▶ TASK STATEMENT:
Look through the data below and count each line where the word "round" appears. Reply with the count alone.

+===+

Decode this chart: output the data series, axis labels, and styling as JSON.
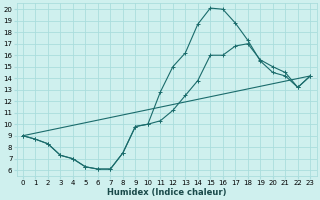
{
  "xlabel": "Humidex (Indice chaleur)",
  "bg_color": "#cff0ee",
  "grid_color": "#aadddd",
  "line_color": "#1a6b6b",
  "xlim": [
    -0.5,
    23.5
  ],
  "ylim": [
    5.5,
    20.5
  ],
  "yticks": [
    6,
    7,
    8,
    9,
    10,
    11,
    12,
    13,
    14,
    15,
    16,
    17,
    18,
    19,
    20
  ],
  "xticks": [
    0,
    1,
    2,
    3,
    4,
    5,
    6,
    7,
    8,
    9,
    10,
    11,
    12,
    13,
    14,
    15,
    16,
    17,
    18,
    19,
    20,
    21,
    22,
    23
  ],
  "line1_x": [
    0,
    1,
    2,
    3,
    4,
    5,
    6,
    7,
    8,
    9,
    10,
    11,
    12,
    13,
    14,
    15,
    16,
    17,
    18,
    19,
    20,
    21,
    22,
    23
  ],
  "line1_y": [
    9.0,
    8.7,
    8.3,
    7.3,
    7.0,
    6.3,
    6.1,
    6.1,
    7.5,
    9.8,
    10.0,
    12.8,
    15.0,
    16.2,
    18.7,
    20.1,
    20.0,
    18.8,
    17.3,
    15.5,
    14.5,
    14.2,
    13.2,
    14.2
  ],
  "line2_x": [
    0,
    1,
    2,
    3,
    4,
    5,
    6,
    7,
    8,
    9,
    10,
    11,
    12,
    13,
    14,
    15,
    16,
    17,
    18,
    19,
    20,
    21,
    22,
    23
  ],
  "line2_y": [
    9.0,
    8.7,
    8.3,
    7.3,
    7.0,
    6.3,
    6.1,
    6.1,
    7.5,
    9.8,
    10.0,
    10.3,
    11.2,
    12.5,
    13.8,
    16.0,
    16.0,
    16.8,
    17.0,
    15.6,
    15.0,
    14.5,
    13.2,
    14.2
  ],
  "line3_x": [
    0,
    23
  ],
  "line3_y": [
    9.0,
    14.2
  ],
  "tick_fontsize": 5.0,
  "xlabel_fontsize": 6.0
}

+===+

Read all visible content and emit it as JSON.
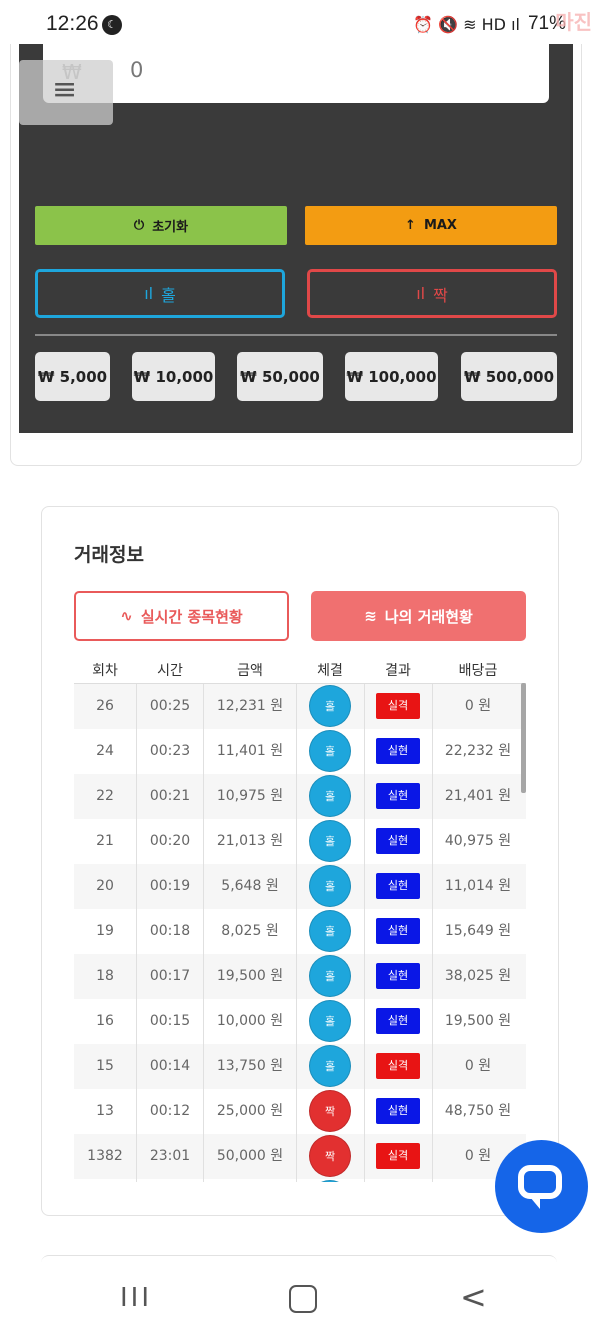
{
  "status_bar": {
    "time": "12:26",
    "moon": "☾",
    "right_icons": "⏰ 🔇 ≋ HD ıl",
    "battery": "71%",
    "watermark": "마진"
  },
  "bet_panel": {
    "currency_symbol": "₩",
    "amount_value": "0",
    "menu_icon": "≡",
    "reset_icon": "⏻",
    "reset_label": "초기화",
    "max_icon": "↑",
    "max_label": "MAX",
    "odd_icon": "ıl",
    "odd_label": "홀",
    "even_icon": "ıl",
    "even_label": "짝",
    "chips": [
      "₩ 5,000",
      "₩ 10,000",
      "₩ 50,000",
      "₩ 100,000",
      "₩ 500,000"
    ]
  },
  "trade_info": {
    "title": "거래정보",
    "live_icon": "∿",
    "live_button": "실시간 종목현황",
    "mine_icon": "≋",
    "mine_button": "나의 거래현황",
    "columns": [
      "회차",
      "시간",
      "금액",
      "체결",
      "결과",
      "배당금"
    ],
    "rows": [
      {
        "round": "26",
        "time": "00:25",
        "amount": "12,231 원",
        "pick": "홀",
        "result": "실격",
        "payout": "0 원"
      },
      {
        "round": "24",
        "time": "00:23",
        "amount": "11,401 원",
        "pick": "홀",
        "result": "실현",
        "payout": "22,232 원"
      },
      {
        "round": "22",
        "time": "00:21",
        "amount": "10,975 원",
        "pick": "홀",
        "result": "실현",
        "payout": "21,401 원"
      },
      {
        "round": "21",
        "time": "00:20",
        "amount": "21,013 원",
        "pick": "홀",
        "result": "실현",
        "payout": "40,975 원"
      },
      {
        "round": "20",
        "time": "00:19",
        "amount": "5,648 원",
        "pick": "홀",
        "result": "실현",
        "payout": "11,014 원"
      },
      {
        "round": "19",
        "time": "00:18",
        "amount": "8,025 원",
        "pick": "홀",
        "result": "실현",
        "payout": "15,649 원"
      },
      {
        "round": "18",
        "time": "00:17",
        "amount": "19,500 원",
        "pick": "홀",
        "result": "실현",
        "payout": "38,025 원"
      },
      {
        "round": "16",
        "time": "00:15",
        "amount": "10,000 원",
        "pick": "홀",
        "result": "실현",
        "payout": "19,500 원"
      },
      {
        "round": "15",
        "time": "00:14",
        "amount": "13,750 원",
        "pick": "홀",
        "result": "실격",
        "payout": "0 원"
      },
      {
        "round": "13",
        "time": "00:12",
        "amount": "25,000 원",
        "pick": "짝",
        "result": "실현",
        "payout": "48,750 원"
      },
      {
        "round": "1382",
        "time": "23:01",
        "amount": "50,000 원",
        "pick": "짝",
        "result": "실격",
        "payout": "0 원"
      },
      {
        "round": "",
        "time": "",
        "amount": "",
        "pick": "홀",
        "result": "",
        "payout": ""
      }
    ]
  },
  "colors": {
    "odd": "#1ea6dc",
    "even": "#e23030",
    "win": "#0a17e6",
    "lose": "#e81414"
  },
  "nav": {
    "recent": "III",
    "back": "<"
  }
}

+===+

▶ FULL OUTPUT:
12